PROMPT:
Your answer should be a single number: the count of lines that include "tashishda".

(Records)
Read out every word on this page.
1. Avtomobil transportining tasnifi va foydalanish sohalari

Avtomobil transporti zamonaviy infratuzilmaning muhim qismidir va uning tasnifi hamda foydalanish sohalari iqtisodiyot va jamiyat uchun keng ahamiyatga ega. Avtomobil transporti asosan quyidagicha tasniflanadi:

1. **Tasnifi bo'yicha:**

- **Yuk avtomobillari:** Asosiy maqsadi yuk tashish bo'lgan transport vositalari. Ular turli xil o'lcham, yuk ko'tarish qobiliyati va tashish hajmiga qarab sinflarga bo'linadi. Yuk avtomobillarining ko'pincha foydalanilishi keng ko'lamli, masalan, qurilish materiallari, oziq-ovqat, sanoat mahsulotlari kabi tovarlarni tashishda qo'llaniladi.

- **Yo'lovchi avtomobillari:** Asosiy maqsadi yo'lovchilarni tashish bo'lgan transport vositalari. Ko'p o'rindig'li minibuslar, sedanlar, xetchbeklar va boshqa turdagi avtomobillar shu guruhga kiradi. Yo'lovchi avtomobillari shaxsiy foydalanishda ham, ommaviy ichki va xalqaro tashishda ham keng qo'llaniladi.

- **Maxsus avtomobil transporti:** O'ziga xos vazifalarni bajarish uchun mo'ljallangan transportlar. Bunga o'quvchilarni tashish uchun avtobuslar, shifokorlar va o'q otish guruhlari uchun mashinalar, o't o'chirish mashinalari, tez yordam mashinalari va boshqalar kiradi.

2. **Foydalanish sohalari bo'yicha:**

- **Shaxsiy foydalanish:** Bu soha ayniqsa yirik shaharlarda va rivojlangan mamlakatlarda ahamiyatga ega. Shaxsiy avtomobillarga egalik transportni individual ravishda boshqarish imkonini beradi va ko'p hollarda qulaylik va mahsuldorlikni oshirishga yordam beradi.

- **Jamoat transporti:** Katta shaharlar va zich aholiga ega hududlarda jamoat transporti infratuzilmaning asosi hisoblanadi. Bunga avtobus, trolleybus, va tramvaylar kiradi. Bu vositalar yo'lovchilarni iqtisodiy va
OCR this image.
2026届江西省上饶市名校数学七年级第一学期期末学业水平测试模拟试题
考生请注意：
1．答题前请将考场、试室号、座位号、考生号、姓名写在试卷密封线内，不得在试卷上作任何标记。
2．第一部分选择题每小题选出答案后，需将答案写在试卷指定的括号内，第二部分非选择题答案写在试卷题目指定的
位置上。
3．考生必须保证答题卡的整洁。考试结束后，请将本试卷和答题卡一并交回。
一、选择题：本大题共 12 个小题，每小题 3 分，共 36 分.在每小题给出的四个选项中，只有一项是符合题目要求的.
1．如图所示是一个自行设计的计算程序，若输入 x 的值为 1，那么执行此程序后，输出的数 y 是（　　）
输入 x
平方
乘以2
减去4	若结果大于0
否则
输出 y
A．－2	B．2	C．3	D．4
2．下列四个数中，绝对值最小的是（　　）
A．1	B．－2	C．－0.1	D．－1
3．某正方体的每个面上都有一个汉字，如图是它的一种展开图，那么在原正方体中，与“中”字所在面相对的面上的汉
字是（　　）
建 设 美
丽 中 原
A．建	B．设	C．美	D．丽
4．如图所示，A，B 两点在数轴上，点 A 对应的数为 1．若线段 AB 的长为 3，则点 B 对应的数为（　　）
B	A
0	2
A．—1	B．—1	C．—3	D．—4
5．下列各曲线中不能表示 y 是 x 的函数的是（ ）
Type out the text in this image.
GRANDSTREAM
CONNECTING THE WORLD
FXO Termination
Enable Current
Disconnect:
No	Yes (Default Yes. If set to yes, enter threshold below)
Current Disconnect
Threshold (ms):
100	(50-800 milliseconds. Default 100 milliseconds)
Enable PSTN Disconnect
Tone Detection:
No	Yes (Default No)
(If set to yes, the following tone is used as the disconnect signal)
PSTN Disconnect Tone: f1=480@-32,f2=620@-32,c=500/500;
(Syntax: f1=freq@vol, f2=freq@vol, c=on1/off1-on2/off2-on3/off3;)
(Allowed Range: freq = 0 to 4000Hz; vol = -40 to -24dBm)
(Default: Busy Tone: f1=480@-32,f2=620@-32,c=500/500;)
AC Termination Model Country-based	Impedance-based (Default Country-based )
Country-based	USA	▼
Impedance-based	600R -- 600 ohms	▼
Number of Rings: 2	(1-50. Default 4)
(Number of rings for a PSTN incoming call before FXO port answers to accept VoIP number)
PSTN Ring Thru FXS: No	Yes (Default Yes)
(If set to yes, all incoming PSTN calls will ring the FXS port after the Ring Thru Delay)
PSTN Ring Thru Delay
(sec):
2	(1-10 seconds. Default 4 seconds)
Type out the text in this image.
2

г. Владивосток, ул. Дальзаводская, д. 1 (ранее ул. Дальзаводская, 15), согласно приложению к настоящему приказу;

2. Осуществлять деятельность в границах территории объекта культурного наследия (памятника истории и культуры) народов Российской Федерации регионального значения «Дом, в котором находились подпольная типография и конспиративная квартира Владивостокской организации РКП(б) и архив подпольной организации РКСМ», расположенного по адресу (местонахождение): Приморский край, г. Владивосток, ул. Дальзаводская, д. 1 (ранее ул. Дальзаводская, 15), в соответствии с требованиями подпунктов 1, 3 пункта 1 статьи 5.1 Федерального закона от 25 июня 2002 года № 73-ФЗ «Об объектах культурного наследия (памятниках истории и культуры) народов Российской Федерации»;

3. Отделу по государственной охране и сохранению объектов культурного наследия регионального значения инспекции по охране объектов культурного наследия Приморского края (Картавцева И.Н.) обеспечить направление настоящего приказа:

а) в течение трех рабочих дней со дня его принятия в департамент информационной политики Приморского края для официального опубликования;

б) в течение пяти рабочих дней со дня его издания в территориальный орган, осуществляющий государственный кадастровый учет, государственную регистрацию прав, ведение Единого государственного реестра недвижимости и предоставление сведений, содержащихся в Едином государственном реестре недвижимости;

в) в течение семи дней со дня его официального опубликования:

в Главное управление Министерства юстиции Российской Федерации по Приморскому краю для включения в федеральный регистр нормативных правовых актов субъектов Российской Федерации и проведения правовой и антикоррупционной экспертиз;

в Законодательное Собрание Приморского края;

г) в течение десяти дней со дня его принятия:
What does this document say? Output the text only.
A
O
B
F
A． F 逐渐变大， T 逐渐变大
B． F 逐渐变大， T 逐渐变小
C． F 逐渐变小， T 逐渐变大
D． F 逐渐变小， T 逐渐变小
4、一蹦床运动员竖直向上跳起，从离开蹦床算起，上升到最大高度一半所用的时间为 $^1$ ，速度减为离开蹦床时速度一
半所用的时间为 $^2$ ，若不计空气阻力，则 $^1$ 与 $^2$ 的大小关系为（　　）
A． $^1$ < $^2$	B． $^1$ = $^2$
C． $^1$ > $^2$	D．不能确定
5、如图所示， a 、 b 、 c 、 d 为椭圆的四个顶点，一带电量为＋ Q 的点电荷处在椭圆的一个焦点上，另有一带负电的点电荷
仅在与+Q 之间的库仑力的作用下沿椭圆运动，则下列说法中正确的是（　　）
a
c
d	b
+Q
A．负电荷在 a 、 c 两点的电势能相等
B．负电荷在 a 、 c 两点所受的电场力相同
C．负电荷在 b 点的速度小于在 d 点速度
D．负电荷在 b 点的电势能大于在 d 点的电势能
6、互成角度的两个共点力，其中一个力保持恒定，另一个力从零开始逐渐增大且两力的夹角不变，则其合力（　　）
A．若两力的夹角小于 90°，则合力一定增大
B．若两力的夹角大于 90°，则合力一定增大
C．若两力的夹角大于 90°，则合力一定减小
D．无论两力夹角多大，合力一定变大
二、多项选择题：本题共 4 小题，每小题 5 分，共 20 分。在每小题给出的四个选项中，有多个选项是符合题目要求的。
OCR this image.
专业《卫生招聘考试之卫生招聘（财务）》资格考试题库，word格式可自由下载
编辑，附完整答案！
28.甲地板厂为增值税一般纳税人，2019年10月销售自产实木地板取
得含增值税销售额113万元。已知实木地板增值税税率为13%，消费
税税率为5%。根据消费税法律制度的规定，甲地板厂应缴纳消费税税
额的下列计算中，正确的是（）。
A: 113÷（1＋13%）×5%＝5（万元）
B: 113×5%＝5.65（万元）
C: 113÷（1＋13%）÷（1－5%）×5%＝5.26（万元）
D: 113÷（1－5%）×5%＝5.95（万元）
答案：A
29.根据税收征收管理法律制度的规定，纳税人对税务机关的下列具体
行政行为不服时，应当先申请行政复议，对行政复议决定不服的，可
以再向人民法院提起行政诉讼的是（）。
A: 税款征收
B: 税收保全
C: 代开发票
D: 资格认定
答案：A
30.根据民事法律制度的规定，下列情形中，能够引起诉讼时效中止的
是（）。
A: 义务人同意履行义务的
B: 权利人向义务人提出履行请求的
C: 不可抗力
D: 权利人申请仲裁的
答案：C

PROBLEM SOLUTION:
2